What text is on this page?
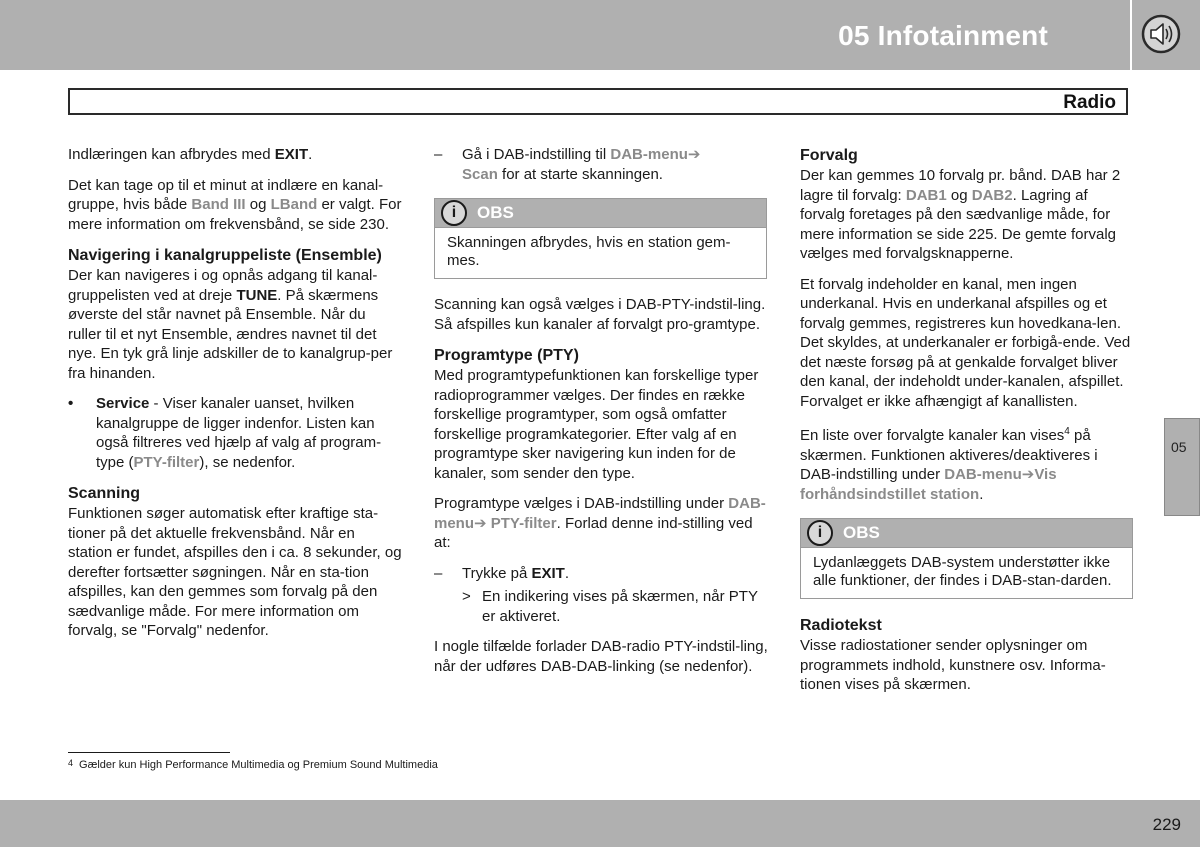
05 Infotainment
Radio

Indlæringen kan afbrydes med EXIT.

Det kan tage op til et minut at indlære en kanal-gruppe, hvis både Band III og LBand er valgt. For mere information om frekvensbånd, se side 230.

Navigering i kanalgruppeliste (Ensemble)

Der kan navigeres i og opnås adgang til kanal-gruppelisten ved at dreje TUNE. På skærmens øverste del står navnet på Ensemble. Når du ruller til et nyt Ensemble, ændres navnet til det nye. En tyk grå linje adskiller de to kanalgrup-per fra hinanden.

•	Service - Viser kanaler uanset, hvilken kanalgruppe de ligger indenfor. Listen kan også filtreres ved hjælp af valg af program-type (PTY-filter), se nedenfor.
Scanning

Funktionen søger automatisk efter kraftige sta-tioner på det aktuelle frekvensbånd. Når en station er fundet, afspilles den i ca. 8 sekunder, og derefter fortsætter søgningen. Når en sta-tion afspilles, kan den gemmes som forvalg på den sædvanlige måde. For mere information om forvalg, se "Forvalg" nedenfor.

–	Gå i DAB-indstilling til DAB-menu➔
Scan for at starte skanningen.
i	OBS
Skanningen afbrydes, hvis en station gem-mes.

Scanning kan også vælges i DAB-PTY-indstil-ling. Så afspilles kun kanaler af forvalgt pro-gramtype.

Programtype (PTY)

Med programtypefunktionen kan forskellige typer radioprogrammer vælges. Der findes en række forskellige programtyper, som også omfatter forskellige programkategorier. Efter valg af en programtype sker navigering kun inden for de kanaler, som sender den type.

Programtype vælges i DAB-indstilling under DAB-menu➔ PTY-filter. Forlad denne ind-stilling ved at:

–	Trykke på EXIT.
> En indikering vises på skærmen, når PTY er aktiveret.

I nogle tilfælde forlader DAB-radio PTY-indstil-ling, når der udføres DAB-DAB-linking (se nedenfor).

Forvalg

Der kan gemmes 10 forvalg pr. bånd. DAB har 2 lagre til forvalg: DAB1 og DAB2. Lagring af forvalg foretages på den sædvanlige måde, for mere information se side 225. De gemte forvalg vælges med forvalgsknapperne.

Et forvalg indeholder en kanal, men ingen underkanal. Hvis en underkanal afspilles og et forvalg gemmes, registreres kun hovedkana-len. Det skyldes, at underkanaler er forbigå-ende. Ved det næste forsøg på at genkalde forvalget bliver den kanal, der indeholdt under-kanalen, afspillet. Forvalget er ikke afhængigt af kanallisten.

En liste over forvalgte kanaler kan vises$^4$ på skærmen. Funktionen aktiveres/deaktiveres i DAB-indstilling under DAB-menu➔Vis forhåndsindstillet station.

i	OBS
Lydanlæggets DAB-system understøtter ikke alle funktioner, der findes i DAB-stan-darden.
Radiotekst

Visse radiostationer sender oplysninger om programmets indhold, kunstnere osv. Informa-tionen vises på skærmen.

05
4 Gælder kun High Performance Multimedia og Premium Sound Multimedia
229
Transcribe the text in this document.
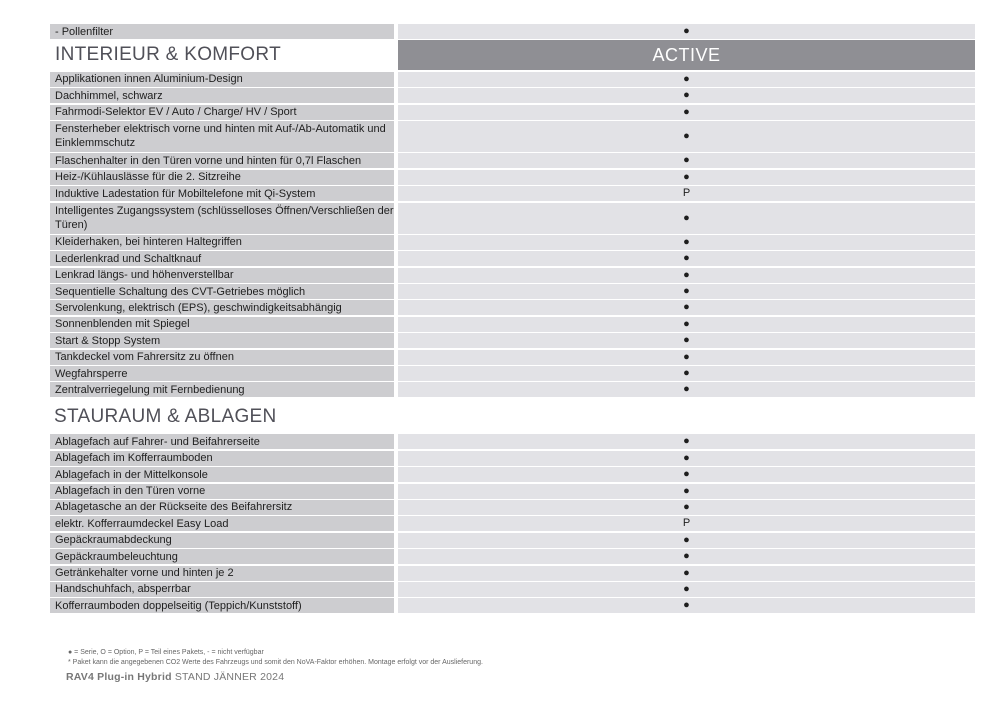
- Pollenfilter	●
INTERIEUR & KOMFORT	ACTIVE
Applikationen innen Aluminium-Design	●
Dachhimmel, schwarz	●
Fahrmodi-Selektor EV / Auto / Charge/ HV / Sport	●
Fensterheber elektrisch vorne und hinten mit Auf-/Ab-Automatik und Einklemmschutz
●
Flaschenhalter in den Türen vorne und hinten für 0,7l Flaschen	●
Heiz-/Kühlauslässe für die 2. Sitzreihe	●
Induktive Ladestation für Mobiltelefone mit Qi-System	P
Intelligentes Zugangssystem (schlüsselloses Öffnen/Verschließen der Türen)
●
Kleiderhaken, bei hinteren Haltegriffen	●
Lederlenkrad und Schaltknauf	●
Lenkrad längs- und höhenverstellbar	●
Sequentielle Schaltung des CVT-Getriebes möglich	●
Servolenkung, elektrisch (EPS), geschwindigkeitsabhängig	●
Sonnenblenden mit Spiegel	●
Start & Stopp System	●
Tankdeckel vom Fahrersitz zu öffnen	●
Wegfahrsperre	●
Zentralverriegelung mit Fernbedienung	●
STAURAUM & ABLAGEN
Ablagefach auf Fahrer- und Beifahrerseite	●
Ablagefach im Kofferraumboden	●
Ablagefach in der Mittelkonsole	●
Ablagefach in den Türen vorne	●
Ablagetasche an der Rückseite des Beifahrersitz	●
elektr. Kofferraumdeckel Easy Load	P
Gepäckraumabdeckung	●
Gepäckraumbeleuchtung	●
Getränkehalter vorne und hinten je 2	●
Handschuhfach, absperrbar	●
Kofferraumboden doppelseitig (Teppich/Kunststoff)	●
● = Serie, O = Option, P = Teil eines Pakets, - = nicht verfügbar
* Paket kann die angegebenen CO2 Werte des Fahrzeugs und somit den NoVA-Faktor erhöhen. Montage erfolgt vor der Auslieferung.
RAV4 Plug-in Hybrid STAND JÄNNER 2024
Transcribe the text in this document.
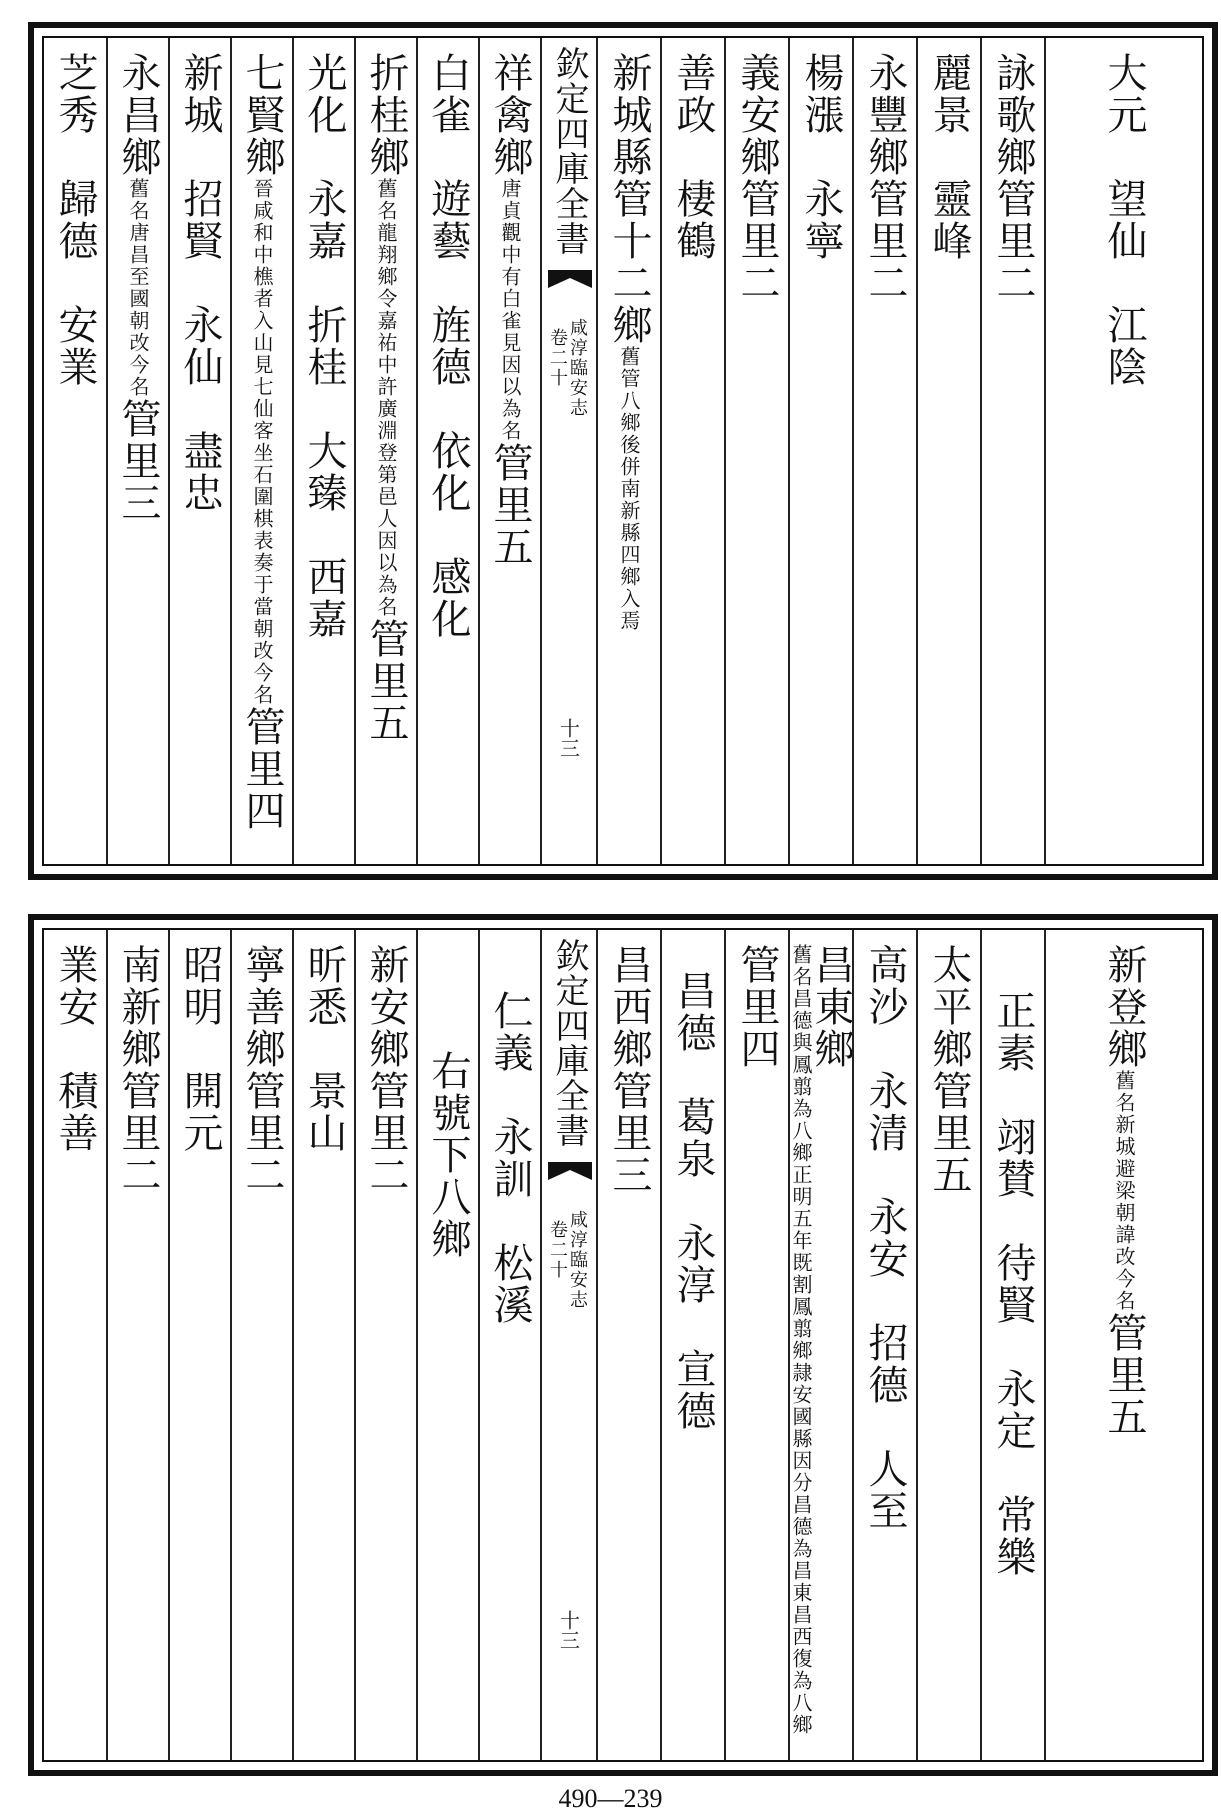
芝秀　歸德　安業 永昌鄉舊名唐昌至國朝改今名管里三 新城　招賢　永仙　盡忠 七賢鄉晉咸和中樵者入山見七仙客坐石圍棋表奏于當朝改今名管里四
光化　永嘉　折桂　大臻　西嘉 折桂鄉舊名龍翔鄉令嘉祐中許廣淵登第邑人因以為名管里五
白雀　遊藝　旌德　依化　感化 祥禽鄉唐貞觀中有白雀見因以為名管里五
欽定四庫全書
咸淳臨安志
卷二十
十三
新城縣管十二鄉舊管八鄉後併南新縣四鄉入焉
善政　棲鶴 義安鄉管里二 楊漲　永寧 永豐鄉管里二 麗景　靈峰 詠歌鄉管里二 大元　望仙　江陰
業安　積善 南新鄉管里二 昭明　開元 寧善鄉管里二 昕悉　景山 新安鄉管里二 右號下八鄉 仁義　永訓　松溪 欽定四庫全書
咸淳臨安志
卷二十
十三
昌西鄉管里三 昌德　葛泉　永淳　宣德 管里四 昌東鄉舊名昌德與鳳翦為八鄉正明五年既割鳳翦鄉隷安國縣因分昌德為昌東昌西復為八鄉	高沙　永清　永安　招德　人至 太平鄉管里五 正素　翊賛　待賢　永定　常樂 新登鄉舊名新城避梁朝諱改今名管里五
490—239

TASK TO CARRY OUT | Retype each entry precisely. Skip images entirely.

TASK OUTPUT |
What text is on this page?
05 Infotainment
Radio

Indlæringen kan afbrydes med EXIT.

Det kan tage op til et minut at indlære en kanal-gruppe, hvis både Band III og LBand er valgt. For mere information om frekvensbånd, se side 230.

Navigering i kanalgruppeliste (Ensemble)

Der kan navigeres i og opnås adgang til kanal-gruppelisten ved at dreje TUNE. På skærmens øverste del står navnet på Ensemble. Når du ruller til et nyt Ensemble, ændres navnet til det nye. En tyk grå linje adskiller de to kanalgrup-per fra hinanden.

•	Service - Viser kanaler uanset, hvilken kanalgruppe de ligger indenfor. Listen kan også filtreres ved hjælp af valg af program-type (PTY-filter), se nedenfor.
Scanning

Funktionen søger automatisk efter kraftige sta-tioner på det aktuelle frekvensbånd. Når en station er fundet, afspilles den i ca. 8 sekunder, og derefter fortsætter søgningen. Når en sta-tion afspilles, kan den gemmes som forvalg på den sædvanlige måde. For mere information om forvalg, se "Forvalg" nedenfor.

–	Gå i DAB-indstilling til DAB-menu➔
Scan for at starte skanningen.
i	OBS
Skanningen afbrydes, hvis en station gem-mes.

Scanning kan også vælges i DAB-PTY-indstil-ling. Så afspilles kun kanaler af forvalgt pro-gramtype.

Programtype (PTY)

Med programtypefunktionen kan forskellige typer radioprogrammer vælges. Der findes en række forskellige programtyper, som også omfatter forskellige programkategorier. Efter valg af en programtype sker navigering kun inden for de kanaler, som sender den type.

Programtype vælges i DAB-indstilling under DAB-menu➔ PTY-filter. Forlad denne ind-stilling ved at:

–	Trykke på EXIT.
> En indikering vises på skærmen, når PTY er aktiveret.

I nogle tilfælde forlader DAB-radio PTY-indstil-ling, når der udføres DAB-DAB-linking (se nedenfor).

Forvalg

Der kan gemmes 10 forvalg pr. bånd. DAB har 2 lagre til forvalg: DAB1 og DAB2. Lagring af forvalg foretages på den sædvanlige måde, for mere information se side 225. De gemte forvalg vælges med forvalgsknapperne.

Et forvalg indeholder en kanal, men ingen underkanal. Hvis en underkanal afspilles og et forvalg gemmes, registreres kun hovedkana-len. Det skyldes, at underkanaler er forbigå-ende. Ved det næste forsøg på at genkalde forvalget bliver den kanal, der indeholdt under-kanalen, afspillet. Forvalget er ikke afhængigt af kanallisten.

En liste over forvalgte kanaler kan vises$^4$ på skærmen. Funktionen aktiveres/deaktiveres i DAB-indstilling under DAB-menu➔Vis forhåndsindstillet station.

i	OBS
Lydanlæggets DAB-system understøtter ikke alle funktioner, der findes i DAB-stan-darden.
Radiotekst

Visse radiostationer sender oplysninger om programmets indhold, kunstnere osv. Informa-tionen vises på skærmen.

05
4 Gælder kun High Performance Multimedia og Premium Sound Multimedia
229
Transcribe the text in this document.
- Pollenfilter	●
INTERIEUR & KOMFORT	ACTIVE
Applikationen innen Aluminium-Design	●
Dachhimmel, schwarz	●
Fahrmodi-Selektor EV / Auto / Charge/ HV / Sport	●
Fensterheber elektrisch vorne und hinten mit Auf-/Ab-Automatik und Einklemmschutz
●
Flaschenhalter in den Türen vorne und hinten für 0,7l Flaschen	●
Heiz-/Kühlauslässe für die 2. Sitzreihe	●
Induktive Ladestation für Mobiltelefone mit Qi-System	P
Intelligentes Zugangssystem (schlüsselloses Öffnen/Verschließen der Türen)
●
Kleiderhaken, bei hinteren Haltegriffen	●
Lederlenkrad und Schaltknauf	●
Lenkrad längs- und höhenverstellbar	●
Sequentielle Schaltung des CVT-Getriebes möglich	●
Servolenkung, elektrisch (EPS), geschwindigkeitsabhängig	●
Sonnenblenden mit Spiegel	●
Start & Stopp System	●
Tankdeckel vom Fahrersitz zu öffnen	●
Wegfahrsperre	●
Zentralverriegelung mit Fernbedienung	●
STAURAUM & ABLAGEN
Ablagefach auf Fahrer- und Beifahrerseite	●
Ablagefach im Kofferraumboden	●
Ablagefach in der Mittelkonsole	●
Ablagefach in den Türen vorne	●
Ablagetasche an der Rückseite des Beifahrersitz	●
elektr. Kofferraumdeckel Easy Load	P
Gepäckraumabdeckung	●
Gepäckraumbeleuchtung	●
Getränkehalter vorne und hinten je 2	●
Handschuhfach, absperrbar	●
Kofferraumboden doppelseitig (Teppich/Kunststoff)	●
● = Serie, O = Option, P = Teil eines Pakets, - = nicht verfügbar
* Paket kann die angegebenen CO2 Werte des Fahrzeugs und somit den NoVA-Faktor erhöhen. Montage erfolgt vor der Auslieferung.
RAV4 Plug-in Hybrid STAND JÄNNER 2024
Transcribe the text in this document.
芝秀　歸德　安業 永昌鄉舊名唐昌至國朝改今名管里三 新城　招賢　永仙　盡忠 七賢鄉晉咸和中樵者入山見七仙客坐石圍棋表奏于當朝改今名管里四
光化　永嘉　折桂　大臻　西嘉 折桂鄉舊名龍翔鄉令嘉祐中許廣淵登第邑人因以為名管里五
白雀　遊藝　旌德　依化　感化 祥禽鄉唐貞觀中有白雀見因以為名管里五
欽定四庫全書
咸淳臨安志
卷二十
十三
新城縣管十二鄉舊管八鄉後併南新縣四鄉入焉
善政　棲鶴 義安鄉管里二 楊漲　永寧 永豐鄉管里二 麗景　靈峰 詠歌鄉管里二 大元　望仙　江陰
業安　積善 南新鄉管里二 昭明　開元 寧善鄉管里二 昕悉　景山 新安鄉管里二 右號下八鄉 仁義　永訓　松溪 欽定四庫全書
咸淳臨安志
卷二十
十三
昌西鄉管里三 昌德　葛泉　永淳　宣德 管里四 昌東鄉舊名昌德與鳳翦為八鄉正明五年既割鳳翦鄉隷安國縣因分昌德為昌東昌西復為八鄉	高沙　永清　永安　招德　人至 太平鄉管里五 正素　翊賛　待賢　永定　常樂 新登鄉舊名新城避梁朝諱改今名管里五
490—239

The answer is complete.